- Task description
Retype the tail of the data exactly, starting at the line containing "OCR this image." and stopping at the last line.

- Data provided
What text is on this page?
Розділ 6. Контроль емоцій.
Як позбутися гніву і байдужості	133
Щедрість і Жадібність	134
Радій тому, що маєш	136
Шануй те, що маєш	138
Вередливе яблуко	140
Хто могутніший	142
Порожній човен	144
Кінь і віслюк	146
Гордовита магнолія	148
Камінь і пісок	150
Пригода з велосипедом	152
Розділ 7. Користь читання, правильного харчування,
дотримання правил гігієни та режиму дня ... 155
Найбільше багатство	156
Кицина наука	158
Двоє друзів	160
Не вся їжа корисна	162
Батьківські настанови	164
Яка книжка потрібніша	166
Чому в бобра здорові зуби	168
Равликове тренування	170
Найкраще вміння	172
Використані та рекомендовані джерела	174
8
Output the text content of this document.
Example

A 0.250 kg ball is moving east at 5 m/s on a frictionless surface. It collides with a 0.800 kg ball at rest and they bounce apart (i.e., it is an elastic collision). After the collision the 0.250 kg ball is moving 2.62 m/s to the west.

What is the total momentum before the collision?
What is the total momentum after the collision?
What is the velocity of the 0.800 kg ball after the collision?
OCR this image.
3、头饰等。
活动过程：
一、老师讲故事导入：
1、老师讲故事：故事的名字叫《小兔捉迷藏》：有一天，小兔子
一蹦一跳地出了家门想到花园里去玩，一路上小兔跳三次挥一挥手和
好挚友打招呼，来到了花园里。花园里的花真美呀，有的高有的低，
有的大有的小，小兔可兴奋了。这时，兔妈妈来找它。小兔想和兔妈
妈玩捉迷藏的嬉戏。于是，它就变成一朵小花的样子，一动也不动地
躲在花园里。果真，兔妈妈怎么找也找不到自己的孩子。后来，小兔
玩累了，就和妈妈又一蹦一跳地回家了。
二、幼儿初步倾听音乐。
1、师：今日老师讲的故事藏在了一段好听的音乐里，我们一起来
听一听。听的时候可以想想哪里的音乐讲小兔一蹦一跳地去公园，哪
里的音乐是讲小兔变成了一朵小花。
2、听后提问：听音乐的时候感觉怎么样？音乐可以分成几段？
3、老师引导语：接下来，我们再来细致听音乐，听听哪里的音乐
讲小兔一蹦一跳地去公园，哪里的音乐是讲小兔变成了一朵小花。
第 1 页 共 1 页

- Written answer
OCR this image.
3、头饰等。
活动过程：
一、老师讲故事导入：
1、老师讲故事：故事的名字叫《小兔捉迷藏》：有一天，小兔子
一蹦一跳地出了家门想到花园里去玩，一路上小兔跳三次挥一挥手和
好挚友打招呼，来到了花园里。花园里的花真美呀，有的高有的低，
有的大有的小，小兔可兴奋了。这时，兔妈妈来找它。小兔想和兔妈
妈玩捉迷藏的嬉戏。于是，它就变成一朵小花的样子，一动也不动地
躲在花园里。果真，兔妈妈怎么找也找不到自己的孩子。后来，小兔
玩累了，就和妈妈又一蹦一跳地回家了。
二、幼儿初步倾听音乐。
1、师：今日老师讲的故事藏在了一段好听的音乐里，我们一起来
听一听。听的时候可以想想哪里的音乐讲小兔一蹦一跳地去公园，哪
里的音乐是讲小兔变成了一朵小花。
2、听后提问：听音乐的时候感觉怎么样？音乐可以分成几段？
3、老师引导语：接下来，我们再来细致听音乐，听听哪里的音乐
讲小兔一蹦一跳地去公园，哪里的音乐是讲小兔变成了一朵小花。
第 1 页 共 1 页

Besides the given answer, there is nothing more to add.